### Exercise requirements
Every line of the listing must be reproduced as it stands. Leave the images behind.

======== Dataset records

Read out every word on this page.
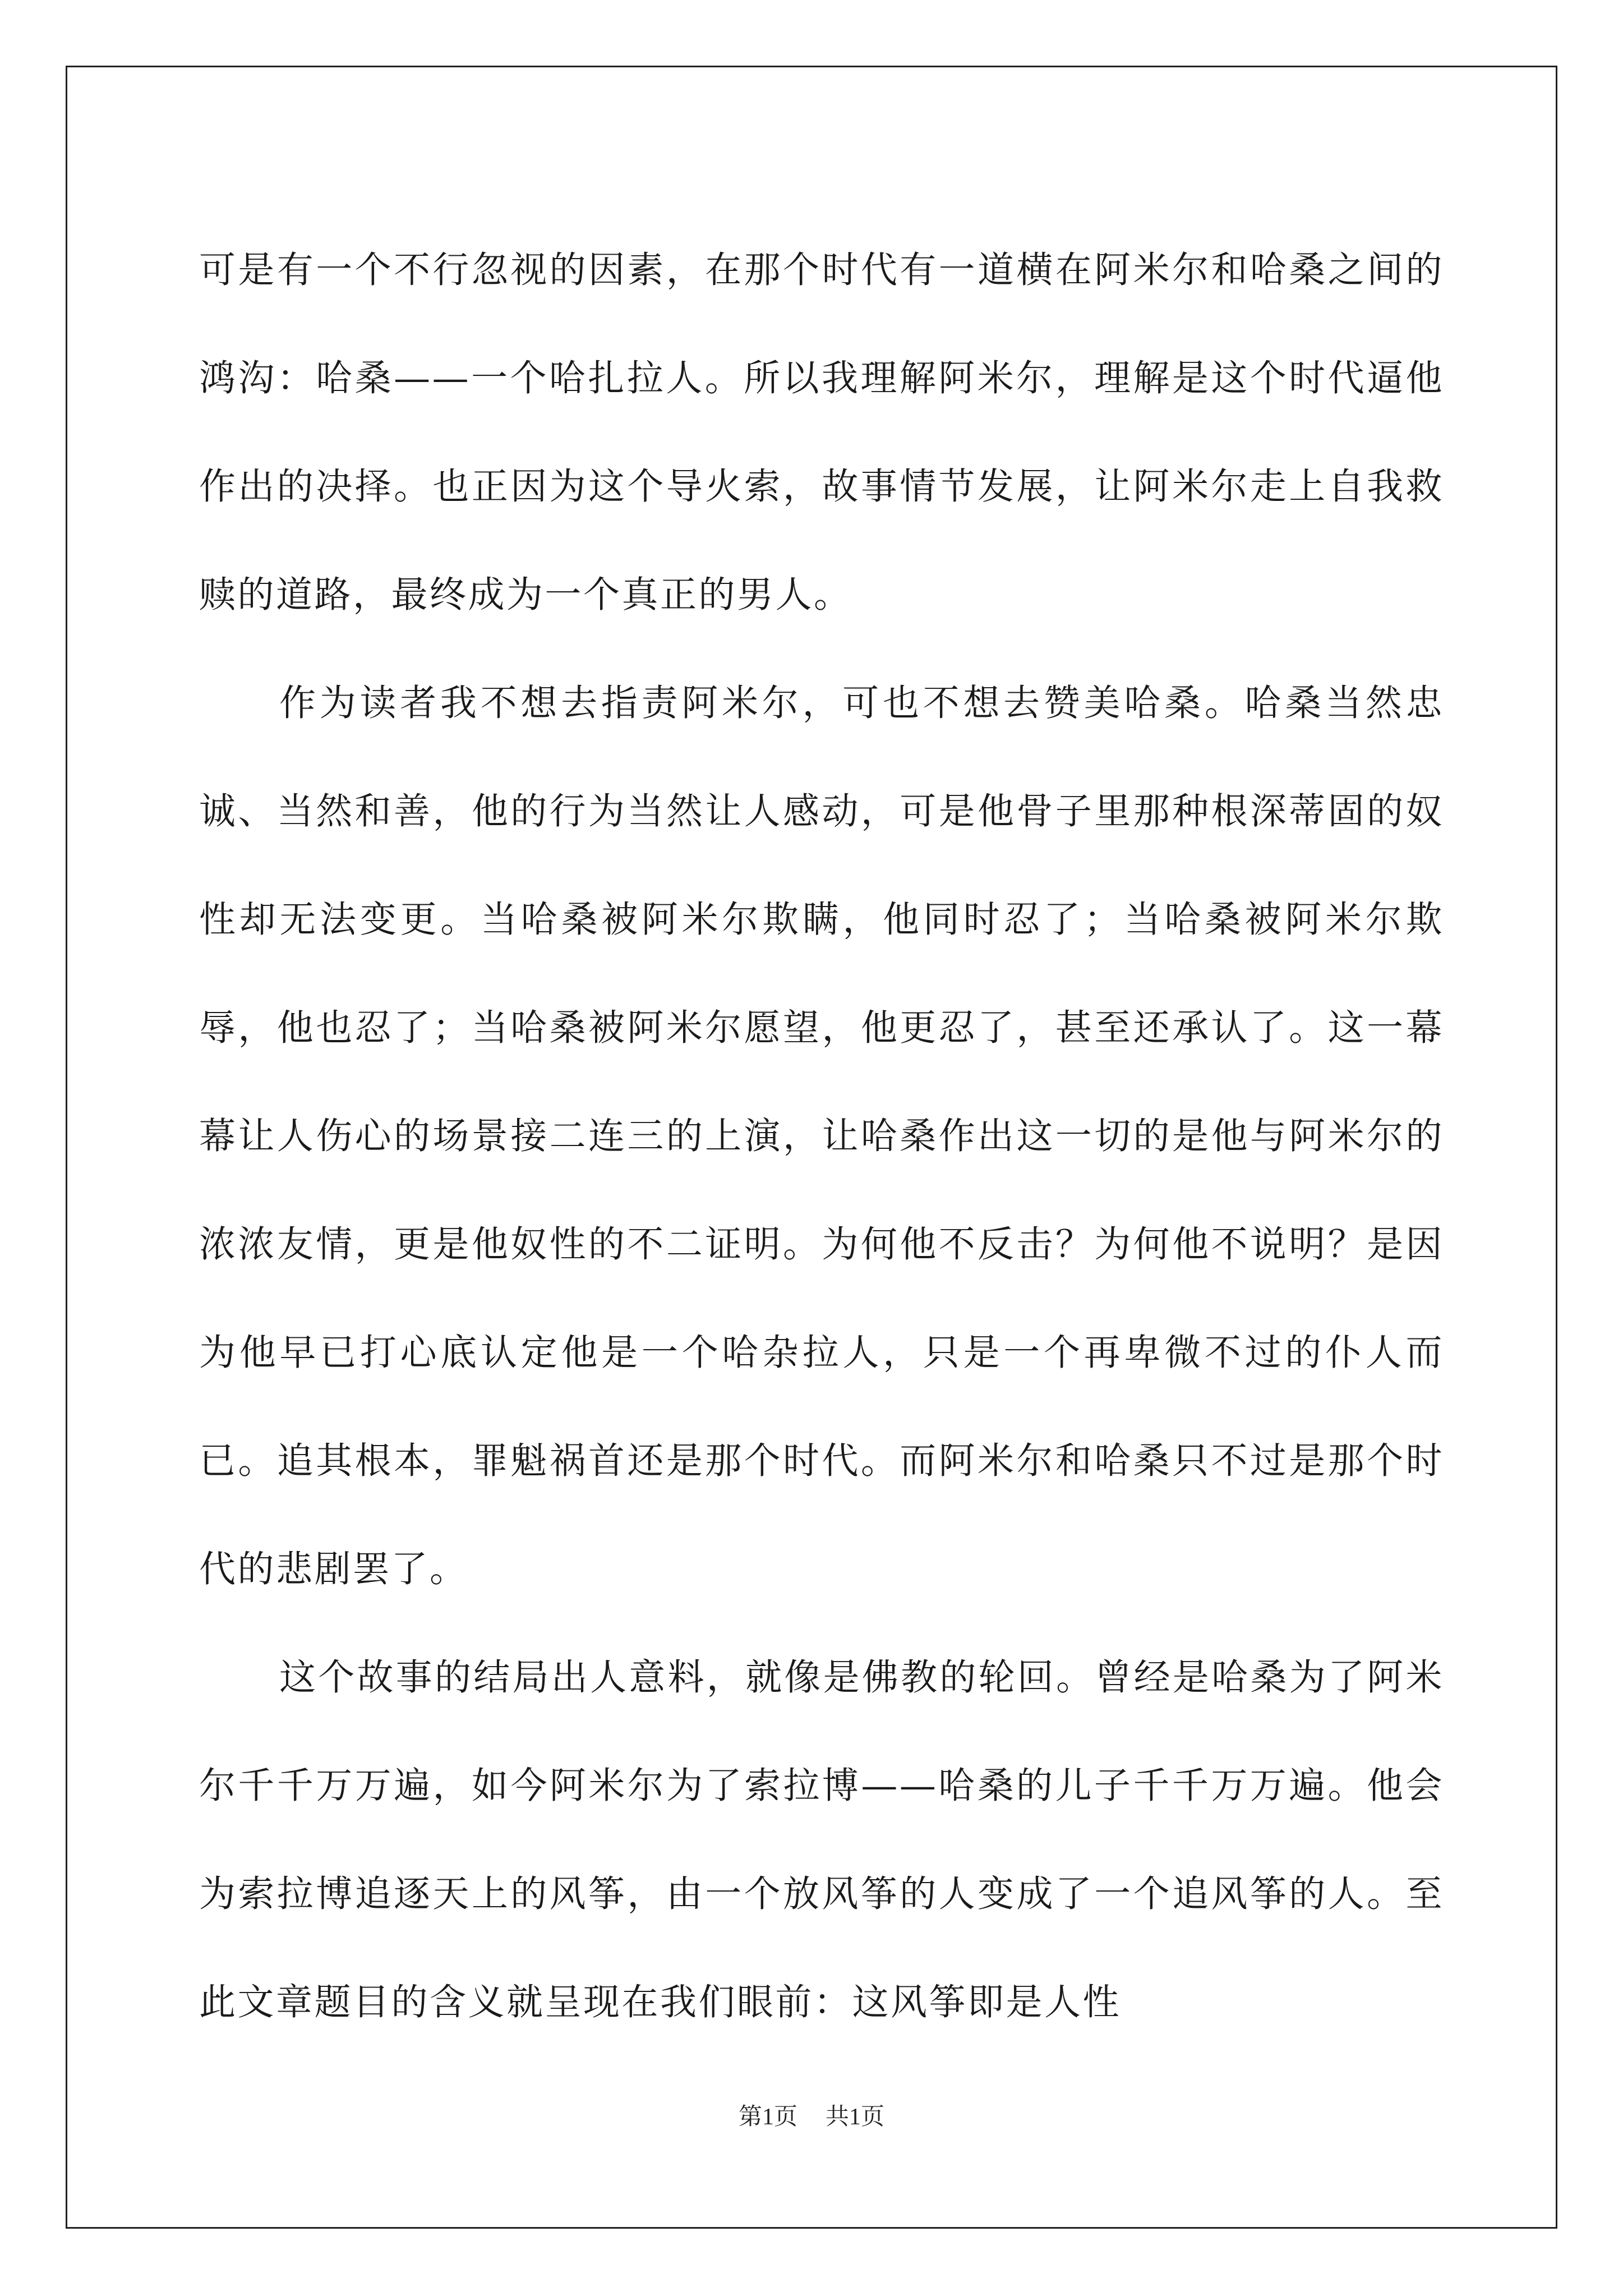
可是有一个不行忽视的因素，在那个时代有一道横在阿米尔和哈桑之间的鸿沟：哈桑——一个哈扎拉人。所以我理解阿米尔，理解是这个时代逼他作出的决择。也正因为这个导火索，故事情节发展，让阿米尔走上自我救赎的道路，最终成为一个真正的男人。

作为读者我不想去指责阿米尔，可也不想去赞美哈桑。哈桑当然忠诚、当然和善，他的行为当然让人感动，可是他骨子里那种根深蒂固的奴性却无法变更。当哈桑被阿米尔欺瞒，他同时忍了；当哈桑被阿米尔欺辱，他也忍了；当哈桑被阿米尔愿望，他更忍了，甚至还承认了。这一幕幕让人伤心的场景接二连三的上演，让哈桑作出这一切的是他与阿米尔的浓浓友情，更是他奴性的不二证明。为何他不反击？为何他不说明？是因为他早已打心底认定他是一个哈杂拉人，只是一个再卑微不过的仆人而已。追其根本，罪魁祸首还是那个时代。而阿米尔和哈桑只不过是那个时代的悲剧罢了。

这个故事的结局出人意料，就像是佛教的轮回。曾经是哈桑为了阿米尔千千万万遍，如今阿米尔为了索拉博——哈桑的儿子千千万万遍。他会为索拉博追逐天上的风筝，由一个放风筝的人变成了一个追风筝的人。至此文章题目的含义就呈现在我们眼前：这风筝即是人性

第1页 共1页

================

### The reply
Read out every word on this page.
可是有一个不行忽视的因素，在那个时代有一道横在阿米尔和哈桑之间的鸿沟：哈桑——一个哈扎拉人。所以我理解阿米尔，理解是这个时代逼他作出的决择。也正因为这个导火索，故事情节发展，让阿米尔走上自我救赎的道路，最终成为一个真正的男人。

作为读者我不想去指责阿米尔，可也不想去赞美哈桑。哈桑当然忠诚、当然和善，他的行为当然让人感动，可是他骨子里那种根深蒂固的奴性却无法变更。当哈桑被阿米尔欺瞒，他同时忍了；当哈桑被阿米尔欺辱，他也忍了；当哈桑被阿米尔愿望，他更忍了，甚至还承认了。这一幕幕让人伤心的场景接二连三的上演，让哈桑作出这一切的是他与阿米尔的浓浓友情，更是他奴性的不二证明。为何他不反击？为何他不说明？是因为他早已打心底认定他是一个哈杂拉人，只是一个再卑微不过的仆人而已。追其根本，罪魁祸首还是那个时代。而阿米尔和哈桑只不过是那个时代的悲剧罢了。

这个故事的结局出人意料，就像是佛教的轮回。曾经是哈桑为了阿米尔千千万万遍，如今阿米尔为了索拉博——哈桑的儿子千千万万遍。他会为索拉博追逐天上的风筝，由一个放风筝的人变成了一个追风筝的人。至此文章题目的含义就呈现在我们眼前：这风筝即是人性

第1页 共1页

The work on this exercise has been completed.